Set task: Which lines of the records contain "this"? Collect every one of them.

** START Given data **

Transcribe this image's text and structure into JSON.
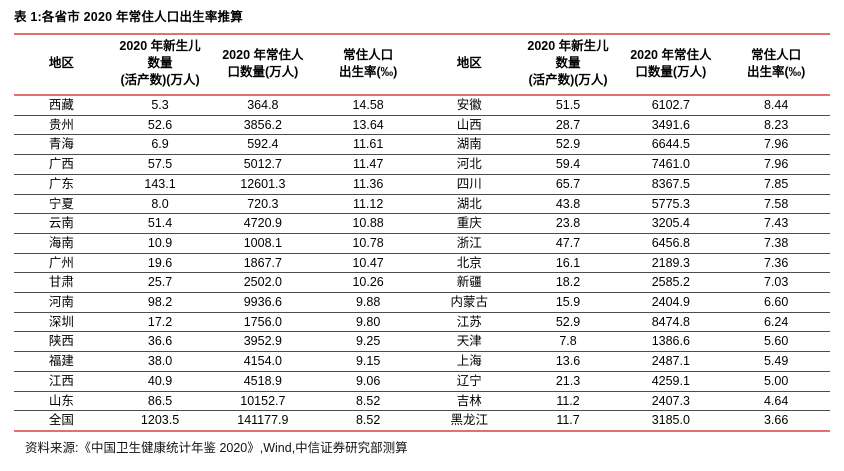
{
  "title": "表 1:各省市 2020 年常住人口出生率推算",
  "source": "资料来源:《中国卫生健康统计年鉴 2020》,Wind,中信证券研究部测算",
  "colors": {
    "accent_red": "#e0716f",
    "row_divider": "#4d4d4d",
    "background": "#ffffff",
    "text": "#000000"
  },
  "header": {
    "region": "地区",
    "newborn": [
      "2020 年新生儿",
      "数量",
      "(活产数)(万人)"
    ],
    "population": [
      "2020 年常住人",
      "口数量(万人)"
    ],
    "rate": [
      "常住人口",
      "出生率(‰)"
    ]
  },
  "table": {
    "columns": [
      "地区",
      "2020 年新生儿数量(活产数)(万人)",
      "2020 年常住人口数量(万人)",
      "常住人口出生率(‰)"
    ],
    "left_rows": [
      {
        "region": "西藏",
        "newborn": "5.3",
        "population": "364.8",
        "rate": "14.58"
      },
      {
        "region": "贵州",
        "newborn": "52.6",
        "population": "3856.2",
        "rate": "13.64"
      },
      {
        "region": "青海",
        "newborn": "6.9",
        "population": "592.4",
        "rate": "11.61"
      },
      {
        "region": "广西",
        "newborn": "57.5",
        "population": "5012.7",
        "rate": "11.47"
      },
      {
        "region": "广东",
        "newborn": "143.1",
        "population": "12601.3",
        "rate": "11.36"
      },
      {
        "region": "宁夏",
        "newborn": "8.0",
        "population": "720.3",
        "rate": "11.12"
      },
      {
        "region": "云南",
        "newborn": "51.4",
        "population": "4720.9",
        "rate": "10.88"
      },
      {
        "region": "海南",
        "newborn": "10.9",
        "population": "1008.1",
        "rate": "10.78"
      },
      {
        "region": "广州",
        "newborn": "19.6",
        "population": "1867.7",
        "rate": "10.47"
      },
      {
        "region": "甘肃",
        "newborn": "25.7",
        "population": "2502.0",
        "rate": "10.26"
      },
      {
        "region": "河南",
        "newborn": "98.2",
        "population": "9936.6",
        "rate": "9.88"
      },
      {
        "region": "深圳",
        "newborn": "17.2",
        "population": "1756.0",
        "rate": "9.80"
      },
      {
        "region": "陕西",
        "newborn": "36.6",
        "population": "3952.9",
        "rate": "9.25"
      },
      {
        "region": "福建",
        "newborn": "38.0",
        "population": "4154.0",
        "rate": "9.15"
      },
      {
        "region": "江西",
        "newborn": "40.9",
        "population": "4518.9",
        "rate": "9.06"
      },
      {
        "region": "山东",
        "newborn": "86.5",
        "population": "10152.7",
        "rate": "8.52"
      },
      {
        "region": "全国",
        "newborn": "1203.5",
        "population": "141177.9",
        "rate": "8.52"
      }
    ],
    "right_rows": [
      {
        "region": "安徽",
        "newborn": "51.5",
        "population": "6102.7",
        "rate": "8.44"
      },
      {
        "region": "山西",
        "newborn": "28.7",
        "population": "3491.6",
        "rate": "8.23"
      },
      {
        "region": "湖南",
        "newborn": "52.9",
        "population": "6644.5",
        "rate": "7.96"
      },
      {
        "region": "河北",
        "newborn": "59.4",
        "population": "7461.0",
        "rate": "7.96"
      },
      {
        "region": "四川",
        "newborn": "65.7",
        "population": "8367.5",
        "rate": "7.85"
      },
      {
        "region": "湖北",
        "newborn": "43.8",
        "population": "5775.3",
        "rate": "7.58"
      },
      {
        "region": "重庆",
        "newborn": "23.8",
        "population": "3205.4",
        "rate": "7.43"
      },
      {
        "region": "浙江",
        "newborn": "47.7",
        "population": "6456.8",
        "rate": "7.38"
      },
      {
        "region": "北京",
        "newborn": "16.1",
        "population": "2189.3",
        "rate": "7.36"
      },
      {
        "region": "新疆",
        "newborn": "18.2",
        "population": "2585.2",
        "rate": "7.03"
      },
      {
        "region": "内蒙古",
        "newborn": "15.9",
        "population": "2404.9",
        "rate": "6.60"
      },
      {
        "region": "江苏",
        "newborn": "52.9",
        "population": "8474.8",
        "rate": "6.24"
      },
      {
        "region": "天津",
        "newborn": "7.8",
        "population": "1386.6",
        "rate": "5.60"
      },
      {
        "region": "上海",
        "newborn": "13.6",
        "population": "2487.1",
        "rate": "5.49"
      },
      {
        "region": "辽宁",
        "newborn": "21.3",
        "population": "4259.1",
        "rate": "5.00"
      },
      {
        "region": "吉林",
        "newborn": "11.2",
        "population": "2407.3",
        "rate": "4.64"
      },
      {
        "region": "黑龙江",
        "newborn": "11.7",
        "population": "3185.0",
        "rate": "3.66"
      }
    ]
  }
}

** END Given data **
** START Given data **

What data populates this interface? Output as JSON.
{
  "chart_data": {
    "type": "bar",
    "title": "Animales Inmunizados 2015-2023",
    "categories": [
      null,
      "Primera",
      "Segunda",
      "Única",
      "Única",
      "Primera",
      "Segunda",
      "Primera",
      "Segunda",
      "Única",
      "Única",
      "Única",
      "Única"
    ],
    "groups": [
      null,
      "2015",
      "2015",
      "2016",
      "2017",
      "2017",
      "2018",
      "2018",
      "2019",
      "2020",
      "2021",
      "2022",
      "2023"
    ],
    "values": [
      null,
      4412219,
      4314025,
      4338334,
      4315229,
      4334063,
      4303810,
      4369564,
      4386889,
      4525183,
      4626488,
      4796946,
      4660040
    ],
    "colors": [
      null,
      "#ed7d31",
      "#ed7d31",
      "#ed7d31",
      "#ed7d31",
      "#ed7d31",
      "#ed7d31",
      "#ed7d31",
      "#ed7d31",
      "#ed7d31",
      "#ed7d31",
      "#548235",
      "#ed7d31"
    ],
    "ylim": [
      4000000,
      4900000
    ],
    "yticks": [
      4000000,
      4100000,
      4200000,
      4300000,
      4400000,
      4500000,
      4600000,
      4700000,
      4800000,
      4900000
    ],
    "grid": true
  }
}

** END Given data **

Right answer:
Transcribe this image's text and structure into JSON.
What data populates this interface? Output as JSON.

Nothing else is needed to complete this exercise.